>>>>>

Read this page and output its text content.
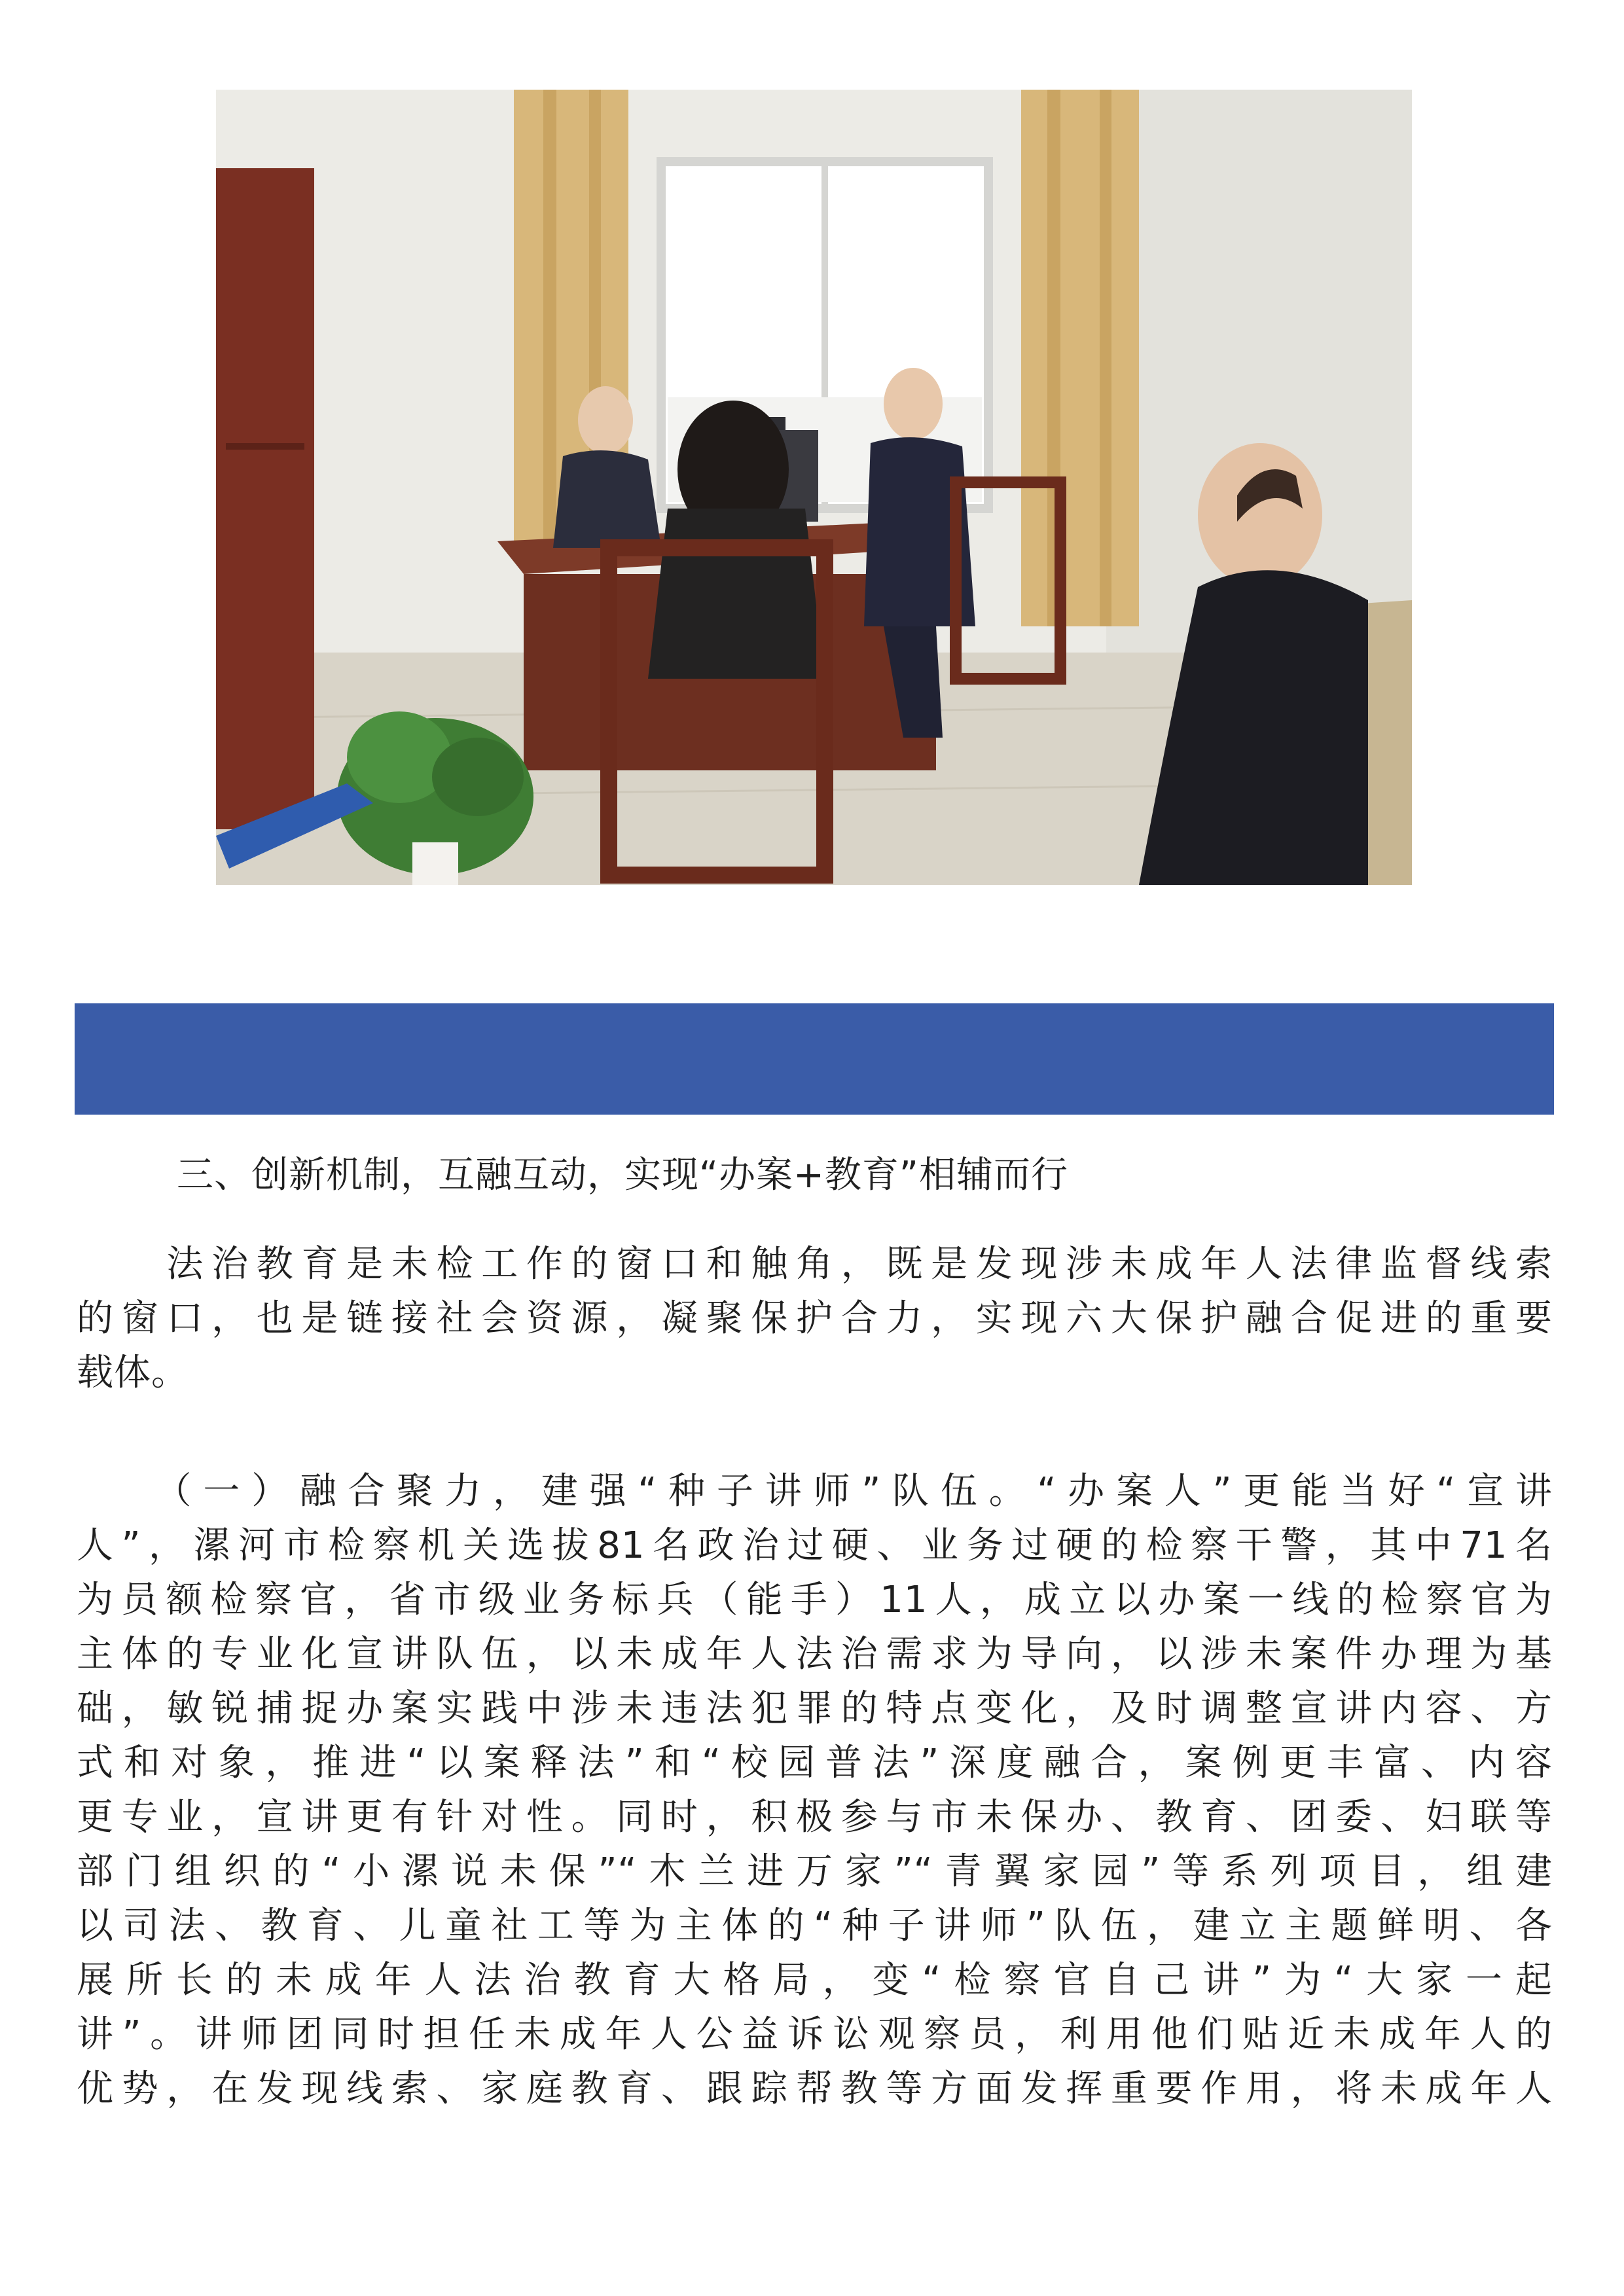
三、创新机制，互融互动，实现“办案+教育”相辅而行

　　法治教育是未检工作的窗口和触角，既是发现涉未成年人法律监督线索
的窗口，也是链接社会资源，凝聚保护合力，实现六大保护融合促进的重要
载体。
　　（一）融合聚力，建强“种子讲师”队伍。“办案人”更能当好“宣讲
人”，漯河市检察机关选拔81名政治过硬、业务过硬的检察干警，其中71名
为员额检察官，省市级业务标兵（能手）11人，成立以办案一线的检察官为
主体的专业化宣讲队伍，以未成年人法治需求为导向，以涉未案件办理为基
础，敏锐捕捉办案实践中涉未违法犯罪的特点变化，及时调整宣讲内容、方
式和对象，推进“以案释法”和“校园普法”深度融合，案例更丰富、内容
更专业，宣讲更有针对性。同时，积极参与市未保办、教育、团委、妇联等
部门组织的“小漯说未保”“木兰进万家”“青翼家园”等系列项目，组建
以司法、教育、儿童社工等为主体的“种子讲师”队伍，建立主题鲜明、各
展所长的未成年人法治教育大格局，变“检察官自己讲”为“大家一起
讲”。讲师团同时担任未成年人公益诉讼观察员，利用他们贴近未成年人的
优势，在发现线索、家庭教育、跟踪帮教等方面发挥重要作用，将未成年人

<<<<<

- Task instructions
Make an exact copy of every record, pictures excluded.

- Result
Read this page and output its text content.
三、创新机制，互融互动，实现“办案+教育”相辅而行

　　法治教育是未检工作的窗口和触角，既是发现涉未成年人法律监督线索
的窗口，也是链接社会资源，凝聚保护合力，实现六大保护融合促进的重要
载体。
　　（一）融合聚力，建强“种子讲师”队伍。“办案人”更能当好“宣讲
人”，漯河市检察机关选拔81名政治过硬、业务过硬的检察干警，其中71名
为员额检察官，省市级业务标兵（能手）11人，成立以办案一线的检察官为
主体的专业化宣讲队伍，以未成年人法治需求为导向，以涉未案件办理为基
础，敏锐捕捉办案实践中涉未违法犯罪的特点变化，及时调整宣讲内容、方
式和对象，推进“以案释法”和“校园普法”深度融合，案例更丰富、内容
更专业，宣讲更有针对性。同时，积极参与市未保办、教育、团委、妇联等
部门组织的“小漯说未保”“木兰进万家”“青翼家园”等系列项目，组建
以司法、教育、儿童社工等为主体的“种子讲师”队伍，建立主题鲜明、各
展所长的未成年人法治教育大格局，变“检察官自己讲”为“大家一起
讲”。讲师团同时担任未成年人公益诉讼观察员，利用他们贴近未成年人的
优势，在发现线索、家庭教育、跟踪帮教等方面发挥重要作用，将未成年人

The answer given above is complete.